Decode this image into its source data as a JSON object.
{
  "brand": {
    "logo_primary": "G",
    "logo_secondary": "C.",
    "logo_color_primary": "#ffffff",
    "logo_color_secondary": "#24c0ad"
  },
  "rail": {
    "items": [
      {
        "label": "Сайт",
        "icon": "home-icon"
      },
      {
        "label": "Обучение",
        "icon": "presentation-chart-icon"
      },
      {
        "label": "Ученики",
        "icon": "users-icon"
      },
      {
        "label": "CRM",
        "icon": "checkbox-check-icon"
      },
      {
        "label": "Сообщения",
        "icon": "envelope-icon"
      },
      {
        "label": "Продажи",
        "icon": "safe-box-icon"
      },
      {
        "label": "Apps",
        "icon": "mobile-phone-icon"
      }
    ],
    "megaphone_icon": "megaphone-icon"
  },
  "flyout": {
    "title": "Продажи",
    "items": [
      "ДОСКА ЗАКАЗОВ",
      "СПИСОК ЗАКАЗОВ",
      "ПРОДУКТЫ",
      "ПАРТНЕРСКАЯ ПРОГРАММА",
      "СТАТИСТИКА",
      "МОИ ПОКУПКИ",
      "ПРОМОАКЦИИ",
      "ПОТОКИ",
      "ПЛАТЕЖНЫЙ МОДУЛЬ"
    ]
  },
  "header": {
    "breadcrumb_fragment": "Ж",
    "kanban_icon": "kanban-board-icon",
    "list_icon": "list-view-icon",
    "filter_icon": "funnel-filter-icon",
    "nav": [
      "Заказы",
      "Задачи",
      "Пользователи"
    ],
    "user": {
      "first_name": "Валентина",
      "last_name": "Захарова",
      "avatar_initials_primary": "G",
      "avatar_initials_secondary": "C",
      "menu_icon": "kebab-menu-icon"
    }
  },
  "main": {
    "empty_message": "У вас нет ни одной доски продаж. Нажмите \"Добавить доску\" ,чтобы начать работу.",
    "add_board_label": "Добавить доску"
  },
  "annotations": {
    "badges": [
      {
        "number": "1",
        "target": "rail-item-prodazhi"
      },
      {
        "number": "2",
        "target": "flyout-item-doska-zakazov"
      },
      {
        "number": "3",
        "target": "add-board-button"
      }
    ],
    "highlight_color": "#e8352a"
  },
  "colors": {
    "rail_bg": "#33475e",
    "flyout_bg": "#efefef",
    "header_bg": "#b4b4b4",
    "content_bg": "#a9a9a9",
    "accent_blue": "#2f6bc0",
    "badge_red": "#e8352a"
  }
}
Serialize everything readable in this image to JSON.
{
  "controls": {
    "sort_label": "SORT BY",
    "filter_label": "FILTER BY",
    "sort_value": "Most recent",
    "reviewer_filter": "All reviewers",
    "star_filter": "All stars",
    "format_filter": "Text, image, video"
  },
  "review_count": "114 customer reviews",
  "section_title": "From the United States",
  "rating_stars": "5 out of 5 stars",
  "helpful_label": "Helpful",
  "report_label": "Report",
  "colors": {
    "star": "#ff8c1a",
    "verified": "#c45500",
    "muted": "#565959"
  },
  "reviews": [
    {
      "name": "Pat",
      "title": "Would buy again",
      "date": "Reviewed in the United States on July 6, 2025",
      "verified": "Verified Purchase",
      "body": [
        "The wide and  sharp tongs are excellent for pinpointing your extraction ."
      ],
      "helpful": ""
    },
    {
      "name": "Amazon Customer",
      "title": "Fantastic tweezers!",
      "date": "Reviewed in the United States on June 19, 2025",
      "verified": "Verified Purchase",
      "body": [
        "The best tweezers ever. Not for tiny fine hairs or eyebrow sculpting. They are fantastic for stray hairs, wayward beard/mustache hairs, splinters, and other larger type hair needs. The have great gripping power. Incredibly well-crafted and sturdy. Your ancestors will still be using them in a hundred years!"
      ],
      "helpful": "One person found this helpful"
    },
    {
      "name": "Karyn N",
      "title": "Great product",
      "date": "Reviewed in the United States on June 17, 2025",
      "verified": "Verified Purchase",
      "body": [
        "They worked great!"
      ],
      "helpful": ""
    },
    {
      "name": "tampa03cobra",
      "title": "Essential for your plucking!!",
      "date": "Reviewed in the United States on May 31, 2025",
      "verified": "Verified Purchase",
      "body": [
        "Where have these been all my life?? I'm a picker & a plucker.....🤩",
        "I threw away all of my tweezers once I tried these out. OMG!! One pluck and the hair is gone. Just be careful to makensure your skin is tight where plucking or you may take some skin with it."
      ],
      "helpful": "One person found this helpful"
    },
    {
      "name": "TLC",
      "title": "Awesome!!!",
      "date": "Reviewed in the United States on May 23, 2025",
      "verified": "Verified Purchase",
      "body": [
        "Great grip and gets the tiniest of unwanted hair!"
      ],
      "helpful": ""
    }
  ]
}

*Requirements*: Above are some records; repeat all of them exactly.

*Complete output*:
Decode this image into its source data as a JSON object.
{
  "brand": {
    "logo_primary": "G",
    "logo_secondary": "C.",
    "logo_color_primary": "#ffffff",
    "logo_color_secondary": "#24c0ad"
  },
  "rail": {
    "items": [
      {
        "label": "Сайт",
        "icon": "home-icon"
      },
      {
        "label": "Обучение",
        "icon": "presentation-chart-icon"
      },
      {
        "label": "Ученики",
        "icon": "users-icon"
      },
      {
        "label": "CRM",
        "icon": "checkbox-check-icon"
      },
      {
        "label": "Сообщения",
        "icon": "envelope-icon"
      },
      {
        "label": "Продажи",
        "icon": "safe-box-icon"
      },
      {
        "label": "Apps",
        "icon": "mobile-phone-icon"
      }
    ],
    "megaphone_icon": "megaphone-icon"
  },
  "flyout": {
    "title": "Продажи",
    "items": [
      "ДОСКА ЗАКАЗОВ",
      "СПИСОК ЗАКАЗОВ",
      "ПРОДУКТЫ",
      "ПАРТНЕРСКАЯ ПРОГРАММА",
      "СТАТИСТИКА",
      "МОИ ПОКУПКИ",
      "ПРОМОАКЦИИ",
      "ПОТОКИ",
      "ПЛАТЕЖНЫЙ МОДУЛЬ"
    ]
  },
  "header": {
    "breadcrumb_fragment": "Ж",
    "kanban_icon": "kanban-board-icon",
    "list_icon": "list-view-icon",
    "filter_icon": "funnel-filter-icon",
    "nav": [
      "Заказы",
      "Задачи",
      "Пользователи"
    ],
    "user": {
      "first_name": "Валентина",
      "last_name": "Захарова",
      "avatar_initials_primary": "G",
      "avatar_initials_secondary": "C",
      "menu_icon": "kebab-menu-icon"
    }
  },
  "main": {
    "empty_message": "У вас нет ни одной доски продаж. Нажмите \"Добавить доску\" ,чтобы начать работу.",
    "add_board_label": "Добавить доску"
  },
  "annotations": {
    "badges": [
      {
        "number": "1",
        "target": "rail-item-prodazhi"
      },
      {
        "number": "2",
        "target": "flyout-item-doska-zakazov"
      },
      {
        "number": "3",
        "target": "add-board-button"
      }
    ],
    "highlight_color": "#e8352a"
  },
  "colors": {
    "rail_bg": "#33475e",
    "flyout_bg": "#efefef",
    "header_bg": "#b4b4b4",
    "content_bg": "#a9a9a9",
    "accent_blue": "#2f6bc0",
    "badge_red": "#e8352a"
  }
}
Serialize everything readable in this image to JSON.
{
  "controls": {
    "sort_label": "SORT BY",
    "filter_label": "FILTER BY",
    "sort_value": "Most recent",
    "reviewer_filter": "All reviewers",
    "star_filter": "All stars",
    "format_filter": "Text, image, video"
  },
  "review_count": "114 customer reviews",
  "section_title": "From the United States",
  "rating_stars": "5 out of 5 stars",
  "helpful_label": "Helpful",
  "report_label": "Report",
  "colors": {
    "star": "#ff8c1a",
    "verified": "#c45500",
    "muted": "#565959"
  },
  "reviews": [
    {
      "name": "Pat",
      "title": "Would buy again",
      "date": "Reviewed in the United States on July 6, 2025",
      "verified": "Verified Purchase",
      "body": [
        "The wide and  sharp tongs are excellent for pinpointing your extraction ."
      ],
      "helpful": ""
    },
    {
      "name": "Amazon Customer",
      "title": "Fantastic tweezers!",
      "date": "Reviewed in the United States on June 19, 2025",
      "verified": "Verified Purchase",
      "body": [
        "The best tweezers ever. Not for tiny fine hairs or eyebrow sculpting. They are fantastic for stray hairs, wayward beard/mustache hairs, splinters, and other larger type hair needs. The have great gripping power. Incredibly well-crafted and sturdy. Your ancestors will still be using them in a hundred years!"
      ],
      "helpful": "One person found this helpful"
    },
    {
      "name": "Karyn N",
      "title": "Great product",
      "date": "Reviewed in the United States on June 17, 2025",
      "verified": "Verified Purchase",
      "body": [
        "They worked great!"
      ],
      "helpful": ""
    },
    {
      "name": "tampa03cobra",
      "title": "Essential for your plucking!!",
      "date": "Reviewed in the United States on May 31, 2025",
      "verified": "Verified Purchase",
      "body": [
        "Where have these been all my life?? I'm a picker & a plucker.....🤩",
        "I threw away all of my tweezers once I tried these out. OMG!! One pluck and the hair is gone. Just be careful to makensure your skin is tight where plucking or you may take some skin with it."
      ],
      "helpful": "One person found this helpful"
    },
    {
      "name": "TLC",
      "title": "Awesome!!!",
      "date": "Reviewed in the United States on May 23, 2025",
      "verified": "Verified Purchase",
      "body": [
        "Great grip and gets the tiniest of unwanted hair!"
      ],
      "helpful": ""
    }
  ]
}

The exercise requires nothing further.